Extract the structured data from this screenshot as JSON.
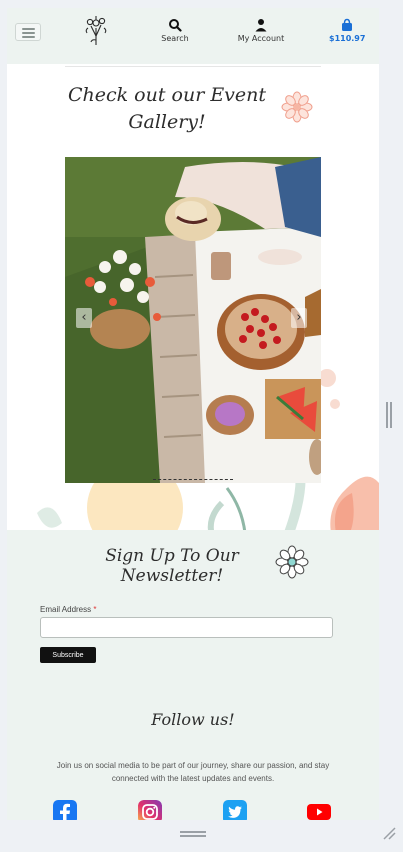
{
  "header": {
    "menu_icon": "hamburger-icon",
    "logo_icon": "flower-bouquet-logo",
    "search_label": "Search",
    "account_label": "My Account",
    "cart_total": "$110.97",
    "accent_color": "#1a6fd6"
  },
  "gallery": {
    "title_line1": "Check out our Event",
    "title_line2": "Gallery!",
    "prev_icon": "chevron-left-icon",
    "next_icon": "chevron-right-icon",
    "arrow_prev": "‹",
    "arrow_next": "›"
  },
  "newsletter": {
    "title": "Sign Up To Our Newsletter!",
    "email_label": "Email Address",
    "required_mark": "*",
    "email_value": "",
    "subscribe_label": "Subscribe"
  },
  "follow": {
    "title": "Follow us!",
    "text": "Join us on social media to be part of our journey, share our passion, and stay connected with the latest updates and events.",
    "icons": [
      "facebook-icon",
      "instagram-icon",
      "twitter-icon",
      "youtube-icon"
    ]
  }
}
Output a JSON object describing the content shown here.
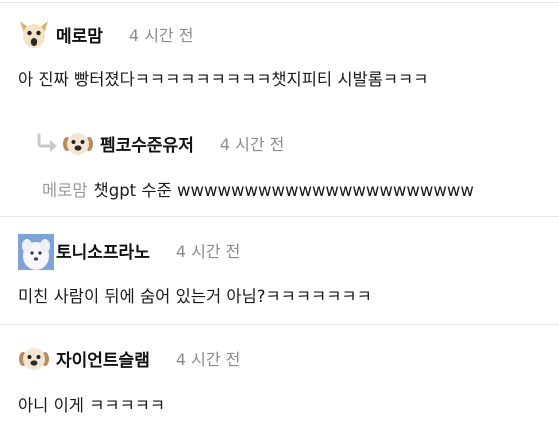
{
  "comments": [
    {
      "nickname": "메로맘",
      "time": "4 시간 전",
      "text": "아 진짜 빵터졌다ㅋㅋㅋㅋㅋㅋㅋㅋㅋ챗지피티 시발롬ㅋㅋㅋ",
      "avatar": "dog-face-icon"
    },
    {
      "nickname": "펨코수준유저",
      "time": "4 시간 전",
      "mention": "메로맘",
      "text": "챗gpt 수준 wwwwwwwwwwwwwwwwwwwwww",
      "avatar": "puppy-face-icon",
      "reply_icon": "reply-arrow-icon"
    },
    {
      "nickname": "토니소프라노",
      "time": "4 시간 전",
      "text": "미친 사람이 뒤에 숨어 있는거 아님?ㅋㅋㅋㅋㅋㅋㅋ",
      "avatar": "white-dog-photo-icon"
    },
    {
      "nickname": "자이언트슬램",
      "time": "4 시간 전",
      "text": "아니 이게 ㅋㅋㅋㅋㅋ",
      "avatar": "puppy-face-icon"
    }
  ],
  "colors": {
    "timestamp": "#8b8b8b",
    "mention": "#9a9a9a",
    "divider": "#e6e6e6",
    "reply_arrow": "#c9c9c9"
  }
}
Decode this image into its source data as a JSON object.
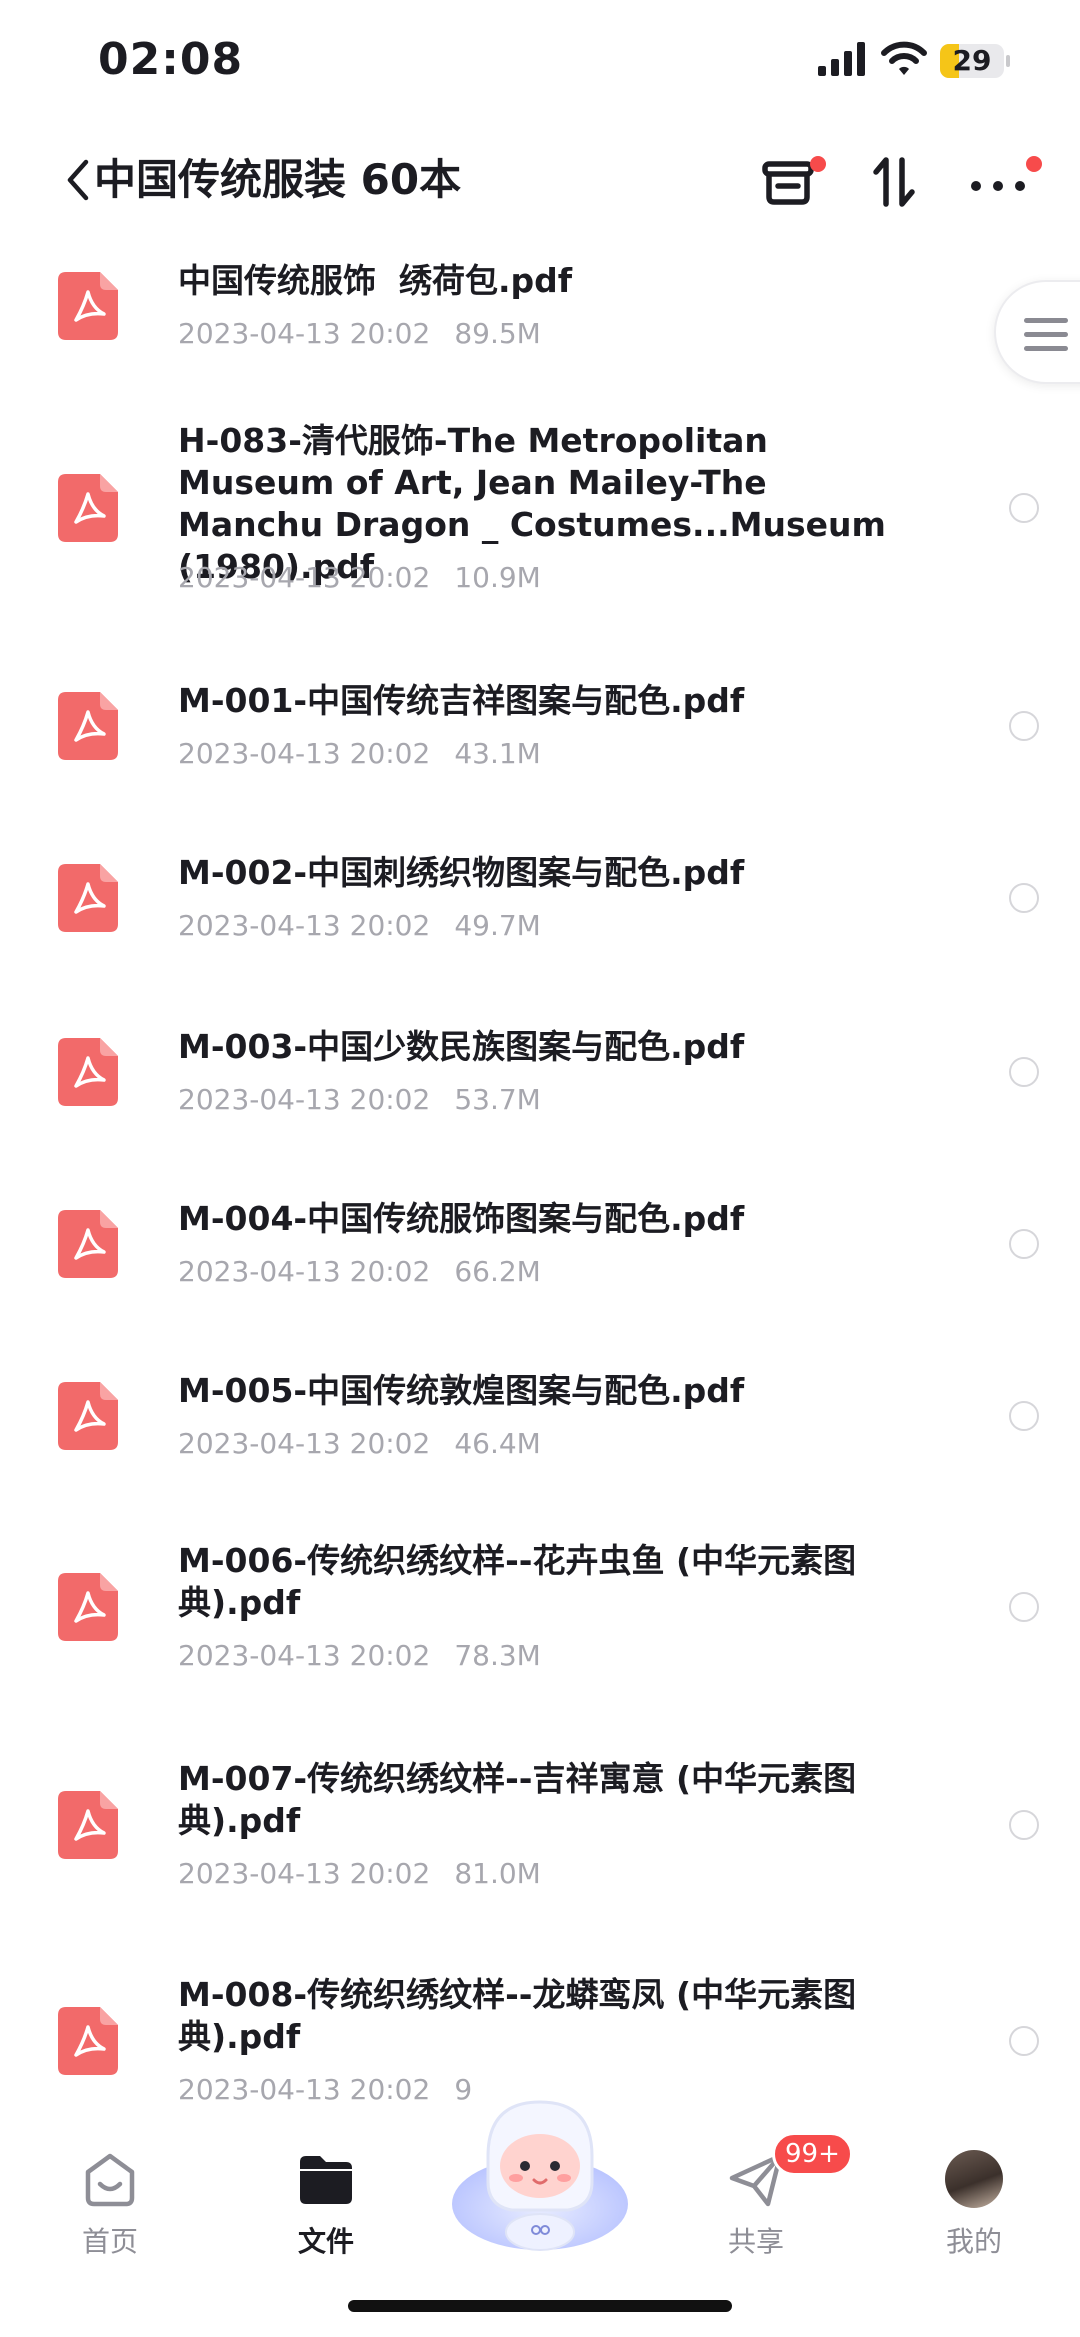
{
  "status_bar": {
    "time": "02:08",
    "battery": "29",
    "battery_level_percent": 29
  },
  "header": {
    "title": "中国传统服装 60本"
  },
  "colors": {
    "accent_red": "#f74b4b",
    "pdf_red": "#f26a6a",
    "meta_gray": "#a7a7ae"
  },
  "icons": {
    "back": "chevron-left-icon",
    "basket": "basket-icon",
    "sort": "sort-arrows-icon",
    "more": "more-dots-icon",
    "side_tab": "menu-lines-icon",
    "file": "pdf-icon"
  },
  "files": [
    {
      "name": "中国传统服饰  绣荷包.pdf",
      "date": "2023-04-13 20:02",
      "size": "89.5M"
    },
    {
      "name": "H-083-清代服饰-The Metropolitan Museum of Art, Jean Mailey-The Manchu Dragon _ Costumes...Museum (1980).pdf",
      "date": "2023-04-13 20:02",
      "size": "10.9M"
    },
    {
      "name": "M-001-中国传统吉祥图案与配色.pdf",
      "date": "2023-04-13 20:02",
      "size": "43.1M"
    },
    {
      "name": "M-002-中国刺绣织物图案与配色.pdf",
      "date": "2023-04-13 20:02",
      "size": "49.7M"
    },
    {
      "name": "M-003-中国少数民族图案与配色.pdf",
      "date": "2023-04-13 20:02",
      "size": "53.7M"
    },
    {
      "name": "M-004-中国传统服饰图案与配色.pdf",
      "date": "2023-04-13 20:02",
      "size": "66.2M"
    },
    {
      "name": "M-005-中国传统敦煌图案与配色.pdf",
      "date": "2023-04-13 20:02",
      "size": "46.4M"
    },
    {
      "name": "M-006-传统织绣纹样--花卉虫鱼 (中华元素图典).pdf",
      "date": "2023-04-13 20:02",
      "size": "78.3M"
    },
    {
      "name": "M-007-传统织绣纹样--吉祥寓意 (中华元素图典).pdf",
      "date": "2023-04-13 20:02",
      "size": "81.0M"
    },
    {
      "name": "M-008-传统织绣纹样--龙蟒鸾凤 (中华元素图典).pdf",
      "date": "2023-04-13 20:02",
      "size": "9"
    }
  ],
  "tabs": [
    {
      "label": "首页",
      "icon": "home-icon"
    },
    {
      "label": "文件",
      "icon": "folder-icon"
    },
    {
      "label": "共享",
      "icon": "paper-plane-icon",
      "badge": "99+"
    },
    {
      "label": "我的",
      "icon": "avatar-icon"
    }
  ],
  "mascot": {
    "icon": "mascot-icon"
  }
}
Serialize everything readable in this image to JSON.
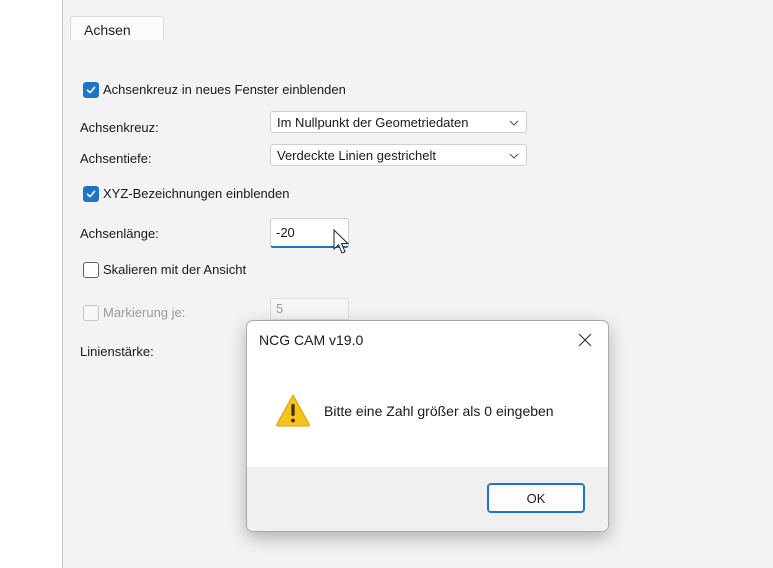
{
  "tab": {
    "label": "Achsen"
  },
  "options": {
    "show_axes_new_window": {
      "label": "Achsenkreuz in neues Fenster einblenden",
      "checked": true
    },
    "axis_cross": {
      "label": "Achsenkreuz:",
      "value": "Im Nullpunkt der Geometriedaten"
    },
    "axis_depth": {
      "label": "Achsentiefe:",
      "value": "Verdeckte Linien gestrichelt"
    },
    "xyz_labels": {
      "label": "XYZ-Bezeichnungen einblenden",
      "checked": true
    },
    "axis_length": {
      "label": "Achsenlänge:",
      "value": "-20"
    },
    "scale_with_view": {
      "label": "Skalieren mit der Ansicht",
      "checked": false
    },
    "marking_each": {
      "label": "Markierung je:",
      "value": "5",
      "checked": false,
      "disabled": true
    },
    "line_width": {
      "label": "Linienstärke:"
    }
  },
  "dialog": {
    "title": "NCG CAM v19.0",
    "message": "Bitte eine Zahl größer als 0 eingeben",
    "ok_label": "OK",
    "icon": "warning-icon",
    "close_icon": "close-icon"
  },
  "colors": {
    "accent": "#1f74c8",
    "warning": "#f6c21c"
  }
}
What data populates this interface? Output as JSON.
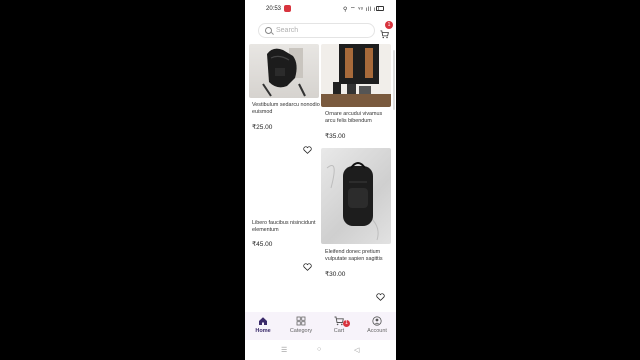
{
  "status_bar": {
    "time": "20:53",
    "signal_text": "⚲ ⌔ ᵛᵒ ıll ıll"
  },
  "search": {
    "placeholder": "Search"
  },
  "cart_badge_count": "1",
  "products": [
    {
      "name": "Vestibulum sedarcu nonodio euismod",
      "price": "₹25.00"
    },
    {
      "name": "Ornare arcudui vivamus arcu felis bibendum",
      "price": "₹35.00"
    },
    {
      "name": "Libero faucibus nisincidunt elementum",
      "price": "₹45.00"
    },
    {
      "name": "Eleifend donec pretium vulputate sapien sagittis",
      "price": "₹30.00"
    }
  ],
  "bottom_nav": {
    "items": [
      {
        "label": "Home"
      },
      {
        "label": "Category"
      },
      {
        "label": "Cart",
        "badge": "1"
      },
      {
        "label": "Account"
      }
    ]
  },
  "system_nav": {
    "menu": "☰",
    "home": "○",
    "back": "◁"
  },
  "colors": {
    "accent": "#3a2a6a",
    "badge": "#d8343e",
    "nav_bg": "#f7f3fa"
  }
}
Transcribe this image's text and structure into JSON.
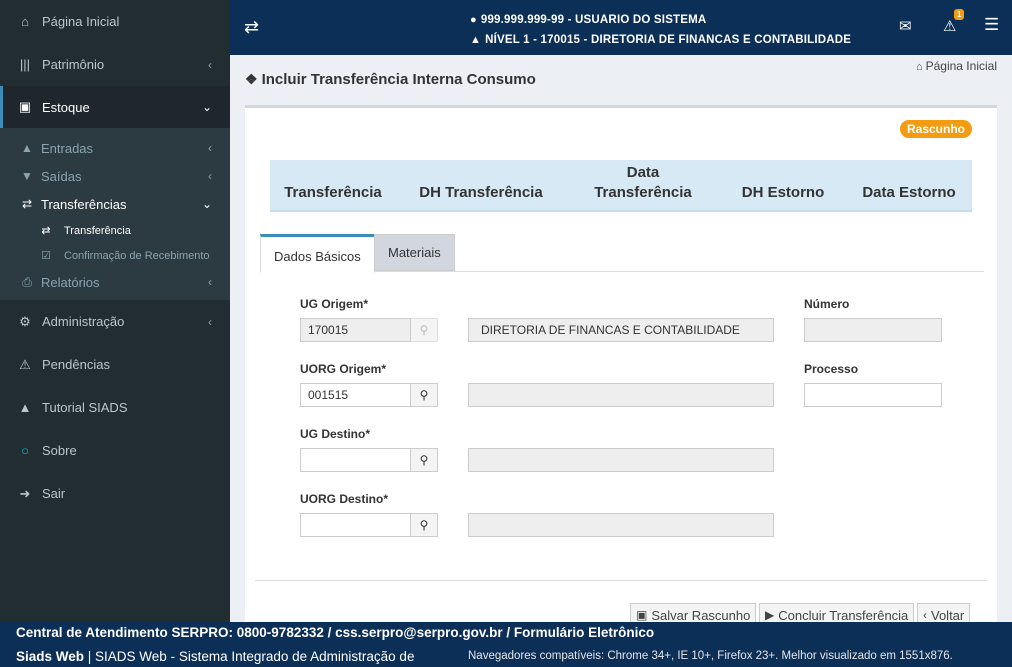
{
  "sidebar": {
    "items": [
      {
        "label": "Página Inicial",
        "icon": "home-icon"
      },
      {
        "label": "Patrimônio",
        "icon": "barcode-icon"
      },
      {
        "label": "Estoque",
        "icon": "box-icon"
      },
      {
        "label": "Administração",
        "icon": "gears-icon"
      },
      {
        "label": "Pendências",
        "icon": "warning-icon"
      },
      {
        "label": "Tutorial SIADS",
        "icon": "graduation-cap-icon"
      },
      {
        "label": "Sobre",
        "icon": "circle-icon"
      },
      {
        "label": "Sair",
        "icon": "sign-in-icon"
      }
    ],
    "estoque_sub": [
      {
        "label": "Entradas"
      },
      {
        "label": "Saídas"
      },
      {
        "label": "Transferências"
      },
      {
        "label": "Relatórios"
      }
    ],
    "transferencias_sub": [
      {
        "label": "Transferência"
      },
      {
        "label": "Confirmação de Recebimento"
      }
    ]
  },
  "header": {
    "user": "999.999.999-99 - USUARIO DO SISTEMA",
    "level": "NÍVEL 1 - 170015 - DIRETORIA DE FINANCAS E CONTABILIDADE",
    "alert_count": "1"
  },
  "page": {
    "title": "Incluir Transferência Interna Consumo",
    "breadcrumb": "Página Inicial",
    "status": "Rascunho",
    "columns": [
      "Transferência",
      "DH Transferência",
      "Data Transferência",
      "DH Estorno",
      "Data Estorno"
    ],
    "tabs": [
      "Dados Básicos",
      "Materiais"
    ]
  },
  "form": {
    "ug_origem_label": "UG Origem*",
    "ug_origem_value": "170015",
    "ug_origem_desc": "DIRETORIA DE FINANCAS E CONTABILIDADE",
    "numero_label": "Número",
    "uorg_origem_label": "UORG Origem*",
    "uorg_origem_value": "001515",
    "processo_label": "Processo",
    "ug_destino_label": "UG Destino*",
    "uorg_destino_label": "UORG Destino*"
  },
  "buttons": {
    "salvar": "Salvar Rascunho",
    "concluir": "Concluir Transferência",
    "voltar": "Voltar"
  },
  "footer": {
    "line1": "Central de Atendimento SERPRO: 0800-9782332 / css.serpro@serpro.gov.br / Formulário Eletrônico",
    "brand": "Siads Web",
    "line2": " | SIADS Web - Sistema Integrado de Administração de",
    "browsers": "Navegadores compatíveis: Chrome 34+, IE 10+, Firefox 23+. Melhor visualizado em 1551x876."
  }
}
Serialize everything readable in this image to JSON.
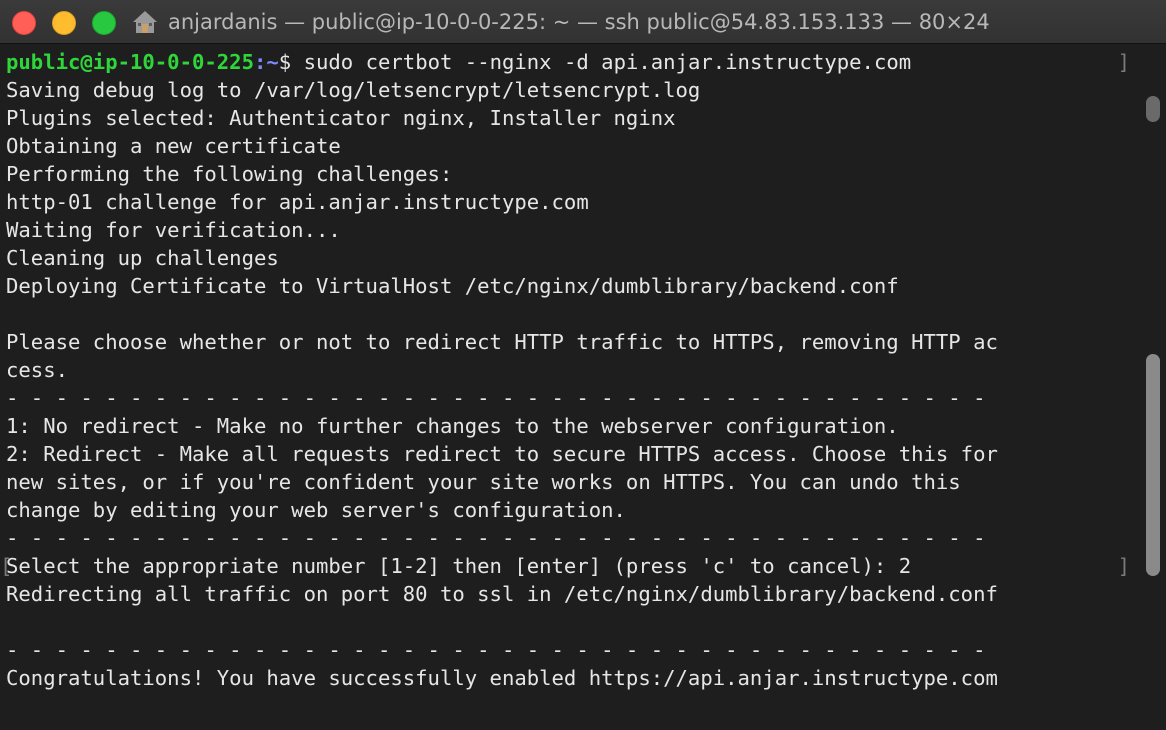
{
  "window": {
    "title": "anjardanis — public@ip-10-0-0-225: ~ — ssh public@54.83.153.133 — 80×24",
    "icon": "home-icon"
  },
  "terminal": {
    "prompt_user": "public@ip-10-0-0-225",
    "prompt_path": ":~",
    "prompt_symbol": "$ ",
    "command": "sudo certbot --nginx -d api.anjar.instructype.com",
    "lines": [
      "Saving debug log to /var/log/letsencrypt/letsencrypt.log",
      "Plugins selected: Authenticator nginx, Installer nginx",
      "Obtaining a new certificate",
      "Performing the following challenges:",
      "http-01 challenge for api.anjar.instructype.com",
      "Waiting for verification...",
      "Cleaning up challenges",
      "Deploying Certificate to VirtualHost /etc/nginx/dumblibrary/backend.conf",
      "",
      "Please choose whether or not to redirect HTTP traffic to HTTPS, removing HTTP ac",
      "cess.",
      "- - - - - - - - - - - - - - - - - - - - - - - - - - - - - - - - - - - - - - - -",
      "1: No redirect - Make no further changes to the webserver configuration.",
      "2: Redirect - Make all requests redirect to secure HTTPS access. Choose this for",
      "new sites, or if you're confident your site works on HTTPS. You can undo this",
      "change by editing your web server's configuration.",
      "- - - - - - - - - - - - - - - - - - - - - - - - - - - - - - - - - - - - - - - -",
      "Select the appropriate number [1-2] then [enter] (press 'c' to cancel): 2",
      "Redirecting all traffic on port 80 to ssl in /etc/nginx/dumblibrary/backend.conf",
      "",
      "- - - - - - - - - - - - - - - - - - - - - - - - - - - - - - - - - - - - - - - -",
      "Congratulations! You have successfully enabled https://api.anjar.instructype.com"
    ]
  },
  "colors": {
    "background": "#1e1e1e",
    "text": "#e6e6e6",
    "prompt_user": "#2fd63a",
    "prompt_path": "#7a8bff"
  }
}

:: Short problem ::
Check all the records above and select each line where the string "puppy" is found.

:: Written reply ::
      "avatar": "puppy-face-icon",
      "avatar": "puppy-face-icon"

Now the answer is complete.